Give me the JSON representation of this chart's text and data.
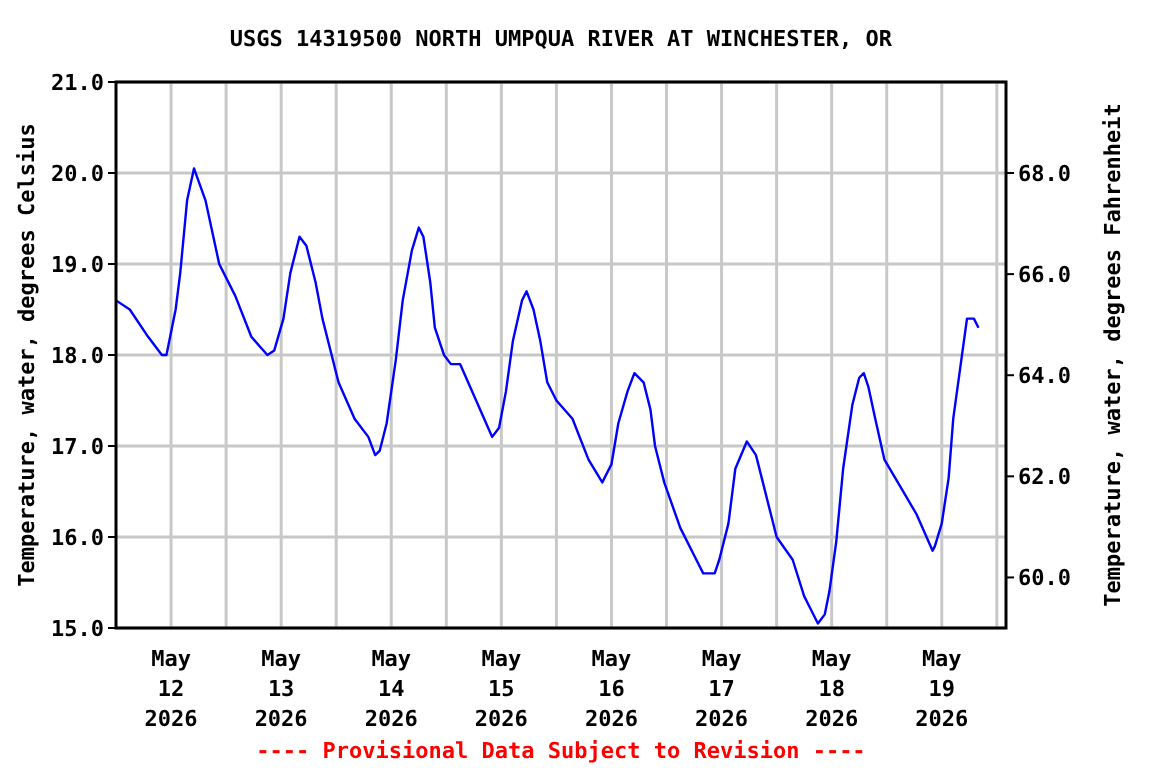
{
  "chart_data": {
    "type": "line",
    "title": "USGS 14319500 NORTH UMPQUA RIVER AT WINCHESTER, OR",
    "ylabel": "Temperature, water, degrees Celsius",
    "y2label": "Temperature, water, degrees Fahrenheit",
    "annotations": [
      "---- Provisional Data Subject to Revision ----"
    ],
    "grid": true,
    "marker": "none",
    "line_style": "solid",
    "xlim": [
      "2026-05-12T00:00",
      "2026-05-20T02:00"
    ],
    "xticks": [
      {
        "value": "2026-05-12T12:00",
        "label": "May 12 2026"
      },
      {
        "value": "2026-05-13T12:00",
        "label": "May 13 2026"
      },
      {
        "value": "2026-05-14T12:00",
        "label": "May 14 2026"
      },
      {
        "value": "2026-05-15T12:00",
        "label": "May 15 2026"
      },
      {
        "value": "2026-05-16T12:00",
        "label": "May 16 2026"
      },
      {
        "value": "2026-05-17T12:00",
        "label": "May 17 2026"
      },
      {
        "value": "2026-05-18T12:00",
        "label": "May 18 2026"
      },
      {
        "value": "2026-05-19T12:00",
        "label": "May 19 2026"
      },
      {
        "value": "2026-05-13T00:00",
        "label": null
      },
      {
        "value": "2026-05-14T00:00",
        "label": null
      },
      {
        "value": "2026-05-15T00:00",
        "label": null
      },
      {
        "value": "2026-05-16T00:00",
        "label": null
      },
      {
        "value": "2026-05-17T00:00",
        "label": null
      },
      {
        "value": "2026-05-18T00:00",
        "label": null
      },
      {
        "value": "2026-05-19T00:00",
        "label": null
      },
      {
        "value": "2026-05-20T00:00",
        "label": null
      }
    ],
    "ylim": [
      15,
      21
    ],
    "yticks": [
      {
        "value": 15,
        "label": "15.0"
      },
      {
        "value": 16,
        "label": "16.0"
      },
      {
        "value": 17,
        "label": "17.0"
      },
      {
        "value": 18,
        "label": "18.0"
      },
      {
        "value": 19,
        "label": "19.0"
      },
      {
        "value": 20,
        "label": "20.0"
      },
      {
        "value": 21,
        "label": "21.0"
      }
    ],
    "y2lim": [
      59,
      69.8
    ],
    "y2ticks": [
      {
        "value": 60,
        "label": "60.0"
      },
      {
        "value": 62,
        "label": "62.0"
      },
      {
        "value": 64,
        "label": "64.0"
      },
      {
        "value": 66,
        "label": "66.0"
      },
      {
        "value": 68,
        "label": "68.0"
      }
    ],
    "series": [
      {
        "color": "#0000ff",
        "x": [
          "2026-05-12T00:00",
          "2026-05-12T03:00",
          "2026-05-12T07:00",
          "2026-05-12T10:00",
          "2026-05-12T11:00",
          "2026-05-12T13:00",
          "2026-05-12T14:00",
          "2026-05-12T15:30",
          "2026-05-12T17:00",
          "2026-05-12T19:30",
          "2026-05-12T22:30",
          "2026-05-13T02:00",
          "2026-05-13T05:30",
          "2026-05-13T09:00",
          "2026-05-13T10:30",
          "2026-05-13T12:30",
          "2026-05-13T14:00",
          "2026-05-13T16:00",
          "2026-05-13T17:30",
          "2026-05-13T19:30",
          "2026-05-13T21:00",
          "2026-05-13T23:00",
          "2026-05-14T00:30",
          "2026-05-14T04:00",
          "2026-05-14T07:00",
          "2026-05-14T08:30",
          "2026-05-14T09:30",
          "2026-05-14T11:00",
          "2026-05-14T13:00",
          "2026-05-14T14:30",
          "2026-05-14T16:30",
          "2026-05-14T18:00",
          "2026-05-14T19:00",
          "2026-05-14T20:30",
          "2026-05-14T21:30",
          "2026-05-14T23:30",
          "2026-05-15T01:00",
          "2026-05-15T03:00",
          "2026-05-15T06:30",
          "2026-05-15T10:00",
          "2026-05-15T11:30",
          "2026-05-15T13:00",
          "2026-05-15T14:30",
          "2026-05-15T16:30",
          "2026-05-15T17:30",
          "2026-05-15T19:00",
          "2026-05-15T20:30",
          "2026-05-15T22:00",
          "2026-05-16T00:00",
          "2026-05-16T03:30",
          "2026-05-16T07:00",
          "2026-05-16T10:00",
          "2026-05-16T12:00",
          "2026-05-16T13:30",
          "2026-05-16T15:30",
          "2026-05-16T17:00",
          "2026-05-16T19:00",
          "2026-05-16T20:30",
          "2026-05-16T21:30",
          "2026-05-16T23:30",
          "2026-05-17T03:00",
          "2026-05-17T06:30",
          "2026-05-17T08:00",
          "2026-05-17T10:30",
          "2026-05-17T11:30",
          "2026-05-17T13:30",
          "2026-05-17T15:00",
          "2026-05-17T17:30",
          "2026-05-17T19:30",
          "2026-05-17T21:00",
          "2026-05-18T00:00",
          "2026-05-18T03:30",
          "2026-05-18T06:00",
          "2026-05-18T07:30",
          "2026-05-18T09:00",
          "2026-05-18T10:30",
          "2026-05-18T11:30",
          "2026-05-18T13:00",
          "2026-05-18T14:30",
          "2026-05-18T16:30",
          "2026-05-18T18:00",
          "2026-05-18T19:00",
          "2026-05-18T20:00",
          "2026-05-18T21:30",
          "2026-05-18T23:30",
          "2026-05-19T03:00",
          "2026-05-19T06:30",
          "2026-05-19T10:00",
          "2026-05-19T10:30",
          "2026-05-19T12:00",
          "2026-05-19T13:30",
          "2026-05-19T14:30",
          "2026-05-19T16:00",
          "2026-05-19T17:30",
          "2026-05-19T19:00",
          "2026-05-19T20:00"
        ],
        "values": [
          18.6,
          18.5,
          18.2,
          18.0,
          18.0,
          18.5,
          18.9,
          19.7,
          20.05,
          19.7,
          19.0,
          18.65,
          18.2,
          18.0,
          18.05,
          18.4,
          18.9,
          19.3,
          19.2,
          18.8,
          18.4,
          18.0,
          17.7,
          17.3,
          17.1,
          16.9,
          16.95,
          17.25,
          17.95,
          18.6,
          19.15,
          19.4,
          19.3,
          18.8,
          18.3,
          18.0,
          17.9,
          17.9,
          17.5,
          17.1,
          17.2,
          17.6,
          18.15,
          18.6,
          18.7,
          18.5,
          18.15,
          17.7,
          17.5,
          17.3,
          16.85,
          16.6,
          16.8,
          17.25,
          17.6,
          17.8,
          17.7,
          17.4,
          17.0,
          16.6,
          16.1,
          15.75,
          15.6,
          15.6,
          15.75,
          16.15,
          16.75,
          17.05,
          16.9,
          16.6,
          16.0,
          15.75,
          15.35,
          15.2,
          15.05,
          15.15,
          15.4,
          15.95,
          16.75,
          17.45,
          17.75,
          17.8,
          17.65,
          17.3,
          16.85,
          16.55,
          16.25,
          15.85,
          15.9,
          16.15,
          16.65,
          17.3,
          17.85,
          18.4,
          18.4,
          18.3
        ]
      }
    ]
  }
}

====

Description of the task: Write out each line again precisely as it appears, skipping every picture.

In response:
Give me the JSON representation of this chart's text and data.
{
  "chart_data": {
    "type": "line",
    "title": "USGS 14319500 NORTH UMPQUA RIVER AT WINCHESTER, OR",
    "ylabel": "Temperature, water, degrees Celsius",
    "y2label": "Temperature, water, degrees Fahrenheit",
    "annotations": [
      "---- Provisional Data Subject to Revision ----"
    ],
    "grid": true,
    "marker": "none",
    "line_style": "solid",
    "xlim": [
      "2026-05-12T00:00",
      "2026-05-20T02:00"
    ],
    "xticks": [
      {
        "value": "2026-05-12T12:00",
        "label": "May 12 2026"
      },
      {
        "value": "2026-05-13T12:00",
        "label": "May 13 2026"
      },
      {
        "value": "2026-05-14T12:00",
        "label": "May 14 2026"
      },
      {
        "value": "2026-05-15T12:00",
        "label": "May 15 2026"
      },
      {
        "value": "2026-05-16T12:00",
        "label": "May 16 2026"
      },
      {
        "value": "2026-05-17T12:00",
        "label": "May 17 2026"
      },
      {
        "value": "2026-05-18T12:00",
        "label": "May 18 2026"
      },
      {
        "value": "2026-05-19T12:00",
        "label": "May 19 2026"
      },
      {
        "value": "2026-05-13T00:00",
        "label": null
      },
      {
        "value": "2026-05-14T00:00",
        "label": null
      },
      {
        "value": "2026-05-15T00:00",
        "label": null
      },
      {
        "value": "2026-05-16T00:00",
        "label": null
      },
      {
        "value": "2026-05-17T00:00",
        "label": null
      },
      {
        "value": "2026-05-18T00:00",
        "label": null
      },
      {
        "value": "2026-05-19T00:00",
        "label": null
      },
      {
        "value": "2026-05-20T00:00",
        "label": null
      }
    ],
    "ylim": [
      15,
      21
    ],
    "yticks": [
      {
        "value": 15,
        "label": "15.0"
      },
      {
        "value": 16,
        "label": "16.0"
      },
      {
        "value": 17,
        "label": "17.0"
      },
      {
        "value": 18,
        "label": "18.0"
      },
      {
        "value": 19,
        "label": "19.0"
      },
      {
        "value": 20,
        "label": "20.0"
      },
      {
        "value": 21,
        "label": "21.0"
      }
    ],
    "y2lim": [
      59,
      69.8
    ],
    "y2ticks": [
      {
        "value": 60,
        "label": "60.0"
      },
      {
        "value": 62,
        "label": "62.0"
      },
      {
        "value": 64,
        "label": "64.0"
      },
      {
        "value": 66,
        "label": "66.0"
      },
      {
        "value": 68,
        "label": "68.0"
      }
    ],
    "series": [
      {
        "color": "#0000ff",
        "x": [
          "2026-05-12T00:00",
          "2026-05-12T03:00",
          "2026-05-12T07:00",
          "2026-05-12T10:00",
          "2026-05-12T11:00",
          "2026-05-12T13:00",
          "2026-05-12T14:00",
          "2026-05-12T15:30",
          "2026-05-12T17:00",
          "2026-05-12T19:30",
          "2026-05-12T22:30",
          "2026-05-13T02:00",
          "2026-05-13T05:30",
          "2026-05-13T09:00",
          "2026-05-13T10:30",
          "2026-05-13T12:30",
          "2026-05-13T14:00",
          "2026-05-13T16:00",
          "2026-05-13T17:30",
          "2026-05-13T19:30",
          "2026-05-13T21:00",
          "2026-05-13T23:00",
          "2026-05-14T00:30",
          "2026-05-14T04:00",
          "2026-05-14T07:00",
          "2026-05-14T08:30",
          "2026-05-14T09:30",
          "2026-05-14T11:00",
          "2026-05-14T13:00",
          "2026-05-14T14:30",
          "2026-05-14T16:30",
          "2026-05-14T18:00",
          "2026-05-14T19:00",
          "2026-05-14T20:30",
          "2026-05-14T21:30",
          "2026-05-14T23:30",
          "2026-05-15T01:00",
          "2026-05-15T03:00",
          "2026-05-15T06:30",
          "2026-05-15T10:00",
          "2026-05-15T11:30",
          "2026-05-15T13:00",
          "2026-05-15T14:30",
          "2026-05-15T16:30",
          "2026-05-15T17:30",
          "2026-05-15T19:00",
          "2026-05-15T20:30",
          "2026-05-15T22:00",
          "2026-05-16T00:00",
          "2026-05-16T03:30",
          "2026-05-16T07:00",
          "2026-05-16T10:00",
          "2026-05-16T12:00",
          "2026-05-16T13:30",
          "2026-05-16T15:30",
          "2026-05-16T17:00",
          "2026-05-16T19:00",
          "2026-05-16T20:30",
          "2026-05-16T21:30",
          "2026-05-16T23:30",
          "2026-05-17T03:00",
          "2026-05-17T06:30",
          "2026-05-17T08:00",
          "2026-05-17T10:30",
          "2026-05-17T11:30",
          "2026-05-17T13:30",
          "2026-05-17T15:00",
          "2026-05-17T17:30",
          "2026-05-17T19:30",
          "2026-05-17T21:00",
          "2026-05-18T00:00",
          "2026-05-18T03:30",
          "2026-05-18T06:00",
          "2026-05-18T07:30",
          "2026-05-18T09:00",
          "2026-05-18T10:30",
          "2026-05-18T11:30",
          "2026-05-18T13:00",
          "2026-05-18T14:30",
          "2026-05-18T16:30",
          "2026-05-18T18:00",
          "2026-05-18T19:00",
          "2026-05-18T20:00",
          "2026-05-18T21:30",
          "2026-05-18T23:30",
          "2026-05-19T03:00",
          "2026-05-19T06:30",
          "2026-05-19T10:00",
          "2026-05-19T10:30",
          "2026-05-19T12:00",
          "2026-05-19T13:30",
          "2026-05-19T14:30",
          "2026-05-19T16:00",
          "2026-05-19T17:30",
          "2026-05-19T19:00",
          "2026-05-19T20:00"
        ],
        "values": [
          18.6,
          18.5,
          18.2,
          18.0,
          18.0,
          18.5,
          18.9,
          19.7,
          20.05,
          19.7,
          19.0,
          18.65,
          18.2,
          18.0,
          18.05,
          18.4,
          18.9,
          19.3,
          19.2,
          18.8,
          18.4,
          18.0,
          17.7,
          17.3,
          17.1,
          16.9,
          16.95,
          17.25,
          17.95,
          18.6,
          19.15,
          19.4,
          19.3,
          18.8,
          18.3,
          18.0,
          17.9,
          17.9,
          17.5,
          17.1,
          17.2,
          17.6,
          18.15,
          18.6,
          18.7,
          18.5,
          18.15,
          17.7,
          17.5,
          17.3,
          16.85,
          16.6,
          16.8,
          17.25,
          17.6,
          17.8,
          17.7,
          17.4,
          17.0,
          16.6,
          16.1,
          15.75,
          15.6,
          15.6,
          15.75,
          16.15,
          16.75,
          17.05,
          16.9,
          16.6,
          16.0,
          15.75,
          15.35,
          15.2,
          15.05,
          15.15,
          15.4,
          15.95,
          16.75,
          17.45,
          17.75,
          17.8,
          17.65,
          17.3,
          16.85,
          16.55,
          16.25,
          15.85,
          15.9,
          16.15,
          16.65,
          17.3,
          17.85,
          18.4,
          18.4,
          18.3
        ]
      }
    ]
  }
}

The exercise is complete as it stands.